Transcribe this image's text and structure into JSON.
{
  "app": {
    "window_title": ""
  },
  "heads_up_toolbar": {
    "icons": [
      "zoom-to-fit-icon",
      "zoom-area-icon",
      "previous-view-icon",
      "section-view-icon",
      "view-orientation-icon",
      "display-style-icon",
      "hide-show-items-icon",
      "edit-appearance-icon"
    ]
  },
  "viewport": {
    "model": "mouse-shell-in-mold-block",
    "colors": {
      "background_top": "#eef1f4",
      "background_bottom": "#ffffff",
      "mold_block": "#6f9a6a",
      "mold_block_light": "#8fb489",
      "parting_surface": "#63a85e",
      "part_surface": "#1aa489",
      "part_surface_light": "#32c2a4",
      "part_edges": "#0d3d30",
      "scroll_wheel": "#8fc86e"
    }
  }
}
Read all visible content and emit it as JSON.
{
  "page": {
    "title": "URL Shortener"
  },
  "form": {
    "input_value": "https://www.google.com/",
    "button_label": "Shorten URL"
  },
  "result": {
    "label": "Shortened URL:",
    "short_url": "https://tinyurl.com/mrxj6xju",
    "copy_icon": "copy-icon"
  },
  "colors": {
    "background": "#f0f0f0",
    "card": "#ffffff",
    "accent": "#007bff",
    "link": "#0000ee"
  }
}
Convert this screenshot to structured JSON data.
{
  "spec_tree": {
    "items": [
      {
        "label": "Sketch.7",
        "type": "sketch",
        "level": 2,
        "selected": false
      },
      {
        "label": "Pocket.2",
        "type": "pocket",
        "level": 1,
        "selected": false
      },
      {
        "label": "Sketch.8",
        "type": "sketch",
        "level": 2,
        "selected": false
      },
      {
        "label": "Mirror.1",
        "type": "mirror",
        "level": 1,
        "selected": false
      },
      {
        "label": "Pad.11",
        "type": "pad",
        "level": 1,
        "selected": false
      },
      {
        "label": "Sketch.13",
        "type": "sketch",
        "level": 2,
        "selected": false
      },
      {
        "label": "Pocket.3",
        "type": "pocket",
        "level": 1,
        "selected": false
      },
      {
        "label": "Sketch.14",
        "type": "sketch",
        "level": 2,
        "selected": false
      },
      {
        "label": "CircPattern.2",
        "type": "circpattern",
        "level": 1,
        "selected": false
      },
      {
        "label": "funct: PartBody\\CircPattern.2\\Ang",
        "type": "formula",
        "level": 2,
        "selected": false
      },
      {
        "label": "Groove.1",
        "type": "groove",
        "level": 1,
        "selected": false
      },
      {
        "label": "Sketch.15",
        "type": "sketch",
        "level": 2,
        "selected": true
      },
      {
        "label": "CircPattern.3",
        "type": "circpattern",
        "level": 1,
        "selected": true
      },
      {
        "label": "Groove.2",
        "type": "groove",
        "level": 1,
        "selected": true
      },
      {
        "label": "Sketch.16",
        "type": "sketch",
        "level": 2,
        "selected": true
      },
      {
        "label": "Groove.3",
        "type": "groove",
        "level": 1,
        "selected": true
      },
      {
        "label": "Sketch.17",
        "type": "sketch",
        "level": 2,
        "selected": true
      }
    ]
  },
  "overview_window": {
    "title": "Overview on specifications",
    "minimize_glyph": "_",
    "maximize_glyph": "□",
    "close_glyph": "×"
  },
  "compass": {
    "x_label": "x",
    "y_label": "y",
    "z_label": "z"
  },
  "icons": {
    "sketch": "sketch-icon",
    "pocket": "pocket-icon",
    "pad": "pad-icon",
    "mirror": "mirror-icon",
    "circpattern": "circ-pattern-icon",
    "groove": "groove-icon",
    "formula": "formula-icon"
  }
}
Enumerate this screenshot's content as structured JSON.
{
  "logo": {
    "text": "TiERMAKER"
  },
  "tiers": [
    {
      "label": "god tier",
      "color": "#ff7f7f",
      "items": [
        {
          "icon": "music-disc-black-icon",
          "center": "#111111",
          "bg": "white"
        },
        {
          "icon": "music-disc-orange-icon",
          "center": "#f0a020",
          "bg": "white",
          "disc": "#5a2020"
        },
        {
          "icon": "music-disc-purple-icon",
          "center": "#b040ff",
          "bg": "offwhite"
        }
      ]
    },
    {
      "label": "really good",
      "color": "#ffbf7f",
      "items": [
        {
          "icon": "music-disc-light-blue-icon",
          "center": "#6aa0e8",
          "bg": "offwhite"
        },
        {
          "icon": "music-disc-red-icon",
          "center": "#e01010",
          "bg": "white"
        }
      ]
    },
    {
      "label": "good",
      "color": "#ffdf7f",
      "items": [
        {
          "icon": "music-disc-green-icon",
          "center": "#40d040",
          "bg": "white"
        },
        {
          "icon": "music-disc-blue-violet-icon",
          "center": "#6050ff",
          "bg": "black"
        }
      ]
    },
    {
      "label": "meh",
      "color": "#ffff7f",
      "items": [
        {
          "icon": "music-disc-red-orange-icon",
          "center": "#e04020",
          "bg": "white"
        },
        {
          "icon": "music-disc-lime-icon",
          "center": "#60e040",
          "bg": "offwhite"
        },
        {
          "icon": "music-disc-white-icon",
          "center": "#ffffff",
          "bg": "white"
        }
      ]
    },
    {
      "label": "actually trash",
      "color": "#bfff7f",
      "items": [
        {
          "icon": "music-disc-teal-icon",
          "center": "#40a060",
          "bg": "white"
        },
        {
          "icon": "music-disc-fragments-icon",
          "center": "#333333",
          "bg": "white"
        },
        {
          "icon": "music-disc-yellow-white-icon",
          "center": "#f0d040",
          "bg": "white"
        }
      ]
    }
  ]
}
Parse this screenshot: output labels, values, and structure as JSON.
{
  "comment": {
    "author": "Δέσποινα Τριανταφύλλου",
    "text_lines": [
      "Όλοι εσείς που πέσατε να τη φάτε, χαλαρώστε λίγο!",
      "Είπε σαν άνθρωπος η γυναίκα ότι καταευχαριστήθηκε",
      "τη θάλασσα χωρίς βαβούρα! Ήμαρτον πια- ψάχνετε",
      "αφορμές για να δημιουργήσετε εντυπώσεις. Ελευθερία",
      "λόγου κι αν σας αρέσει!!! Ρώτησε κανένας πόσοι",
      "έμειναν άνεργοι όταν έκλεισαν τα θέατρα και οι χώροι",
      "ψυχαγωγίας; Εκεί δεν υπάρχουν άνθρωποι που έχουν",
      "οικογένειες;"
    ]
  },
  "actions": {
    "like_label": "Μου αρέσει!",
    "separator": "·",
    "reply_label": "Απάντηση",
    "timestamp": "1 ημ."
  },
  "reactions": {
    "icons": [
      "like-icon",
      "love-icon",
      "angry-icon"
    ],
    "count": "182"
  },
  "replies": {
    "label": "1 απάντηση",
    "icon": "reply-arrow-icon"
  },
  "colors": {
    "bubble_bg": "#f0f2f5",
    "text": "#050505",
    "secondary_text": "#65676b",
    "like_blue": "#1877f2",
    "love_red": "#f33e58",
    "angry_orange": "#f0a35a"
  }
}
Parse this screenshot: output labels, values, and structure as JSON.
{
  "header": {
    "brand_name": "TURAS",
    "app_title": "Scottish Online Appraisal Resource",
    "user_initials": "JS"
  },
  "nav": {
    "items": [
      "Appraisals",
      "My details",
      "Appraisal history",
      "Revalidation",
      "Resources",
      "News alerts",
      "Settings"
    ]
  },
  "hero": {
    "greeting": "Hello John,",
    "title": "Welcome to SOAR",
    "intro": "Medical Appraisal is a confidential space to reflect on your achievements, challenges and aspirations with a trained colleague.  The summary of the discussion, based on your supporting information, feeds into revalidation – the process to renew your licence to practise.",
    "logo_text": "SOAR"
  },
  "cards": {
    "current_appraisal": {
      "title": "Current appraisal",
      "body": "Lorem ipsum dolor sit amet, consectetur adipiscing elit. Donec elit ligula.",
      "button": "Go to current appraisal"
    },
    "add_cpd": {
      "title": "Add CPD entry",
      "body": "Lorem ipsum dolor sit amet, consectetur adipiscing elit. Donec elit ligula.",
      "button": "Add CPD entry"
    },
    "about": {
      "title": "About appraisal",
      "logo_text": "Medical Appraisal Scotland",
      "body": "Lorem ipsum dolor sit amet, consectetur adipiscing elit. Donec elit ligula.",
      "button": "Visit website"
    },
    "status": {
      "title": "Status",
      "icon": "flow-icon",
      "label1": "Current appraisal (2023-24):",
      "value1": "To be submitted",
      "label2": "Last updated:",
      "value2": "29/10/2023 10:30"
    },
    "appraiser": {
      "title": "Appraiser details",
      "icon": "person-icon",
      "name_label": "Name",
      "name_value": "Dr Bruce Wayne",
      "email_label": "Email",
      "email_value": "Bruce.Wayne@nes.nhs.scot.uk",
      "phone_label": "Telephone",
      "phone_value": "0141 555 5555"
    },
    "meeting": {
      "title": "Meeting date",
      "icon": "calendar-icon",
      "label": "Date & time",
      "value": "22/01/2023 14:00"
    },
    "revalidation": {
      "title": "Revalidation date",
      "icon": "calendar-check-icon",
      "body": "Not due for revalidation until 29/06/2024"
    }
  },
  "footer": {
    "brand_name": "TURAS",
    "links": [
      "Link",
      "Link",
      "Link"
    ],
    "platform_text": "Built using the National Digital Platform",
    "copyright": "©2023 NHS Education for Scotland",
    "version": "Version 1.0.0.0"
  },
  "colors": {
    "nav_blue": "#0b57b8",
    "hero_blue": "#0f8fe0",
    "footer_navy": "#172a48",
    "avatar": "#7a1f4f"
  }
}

• **Aim of the exercise**
Search the entries for the word "this", then list each line that holds it.

• **Task answer**
Transcribe this image's text and structure into JSON.
Convert this screenshot to structured JSON data.
Enumerate this screenshot's content as structured JSON.
Parse this screenshot: output labels, values, and structure as JSON.
Parse this screenshot: output labels, values, and structure as JSON.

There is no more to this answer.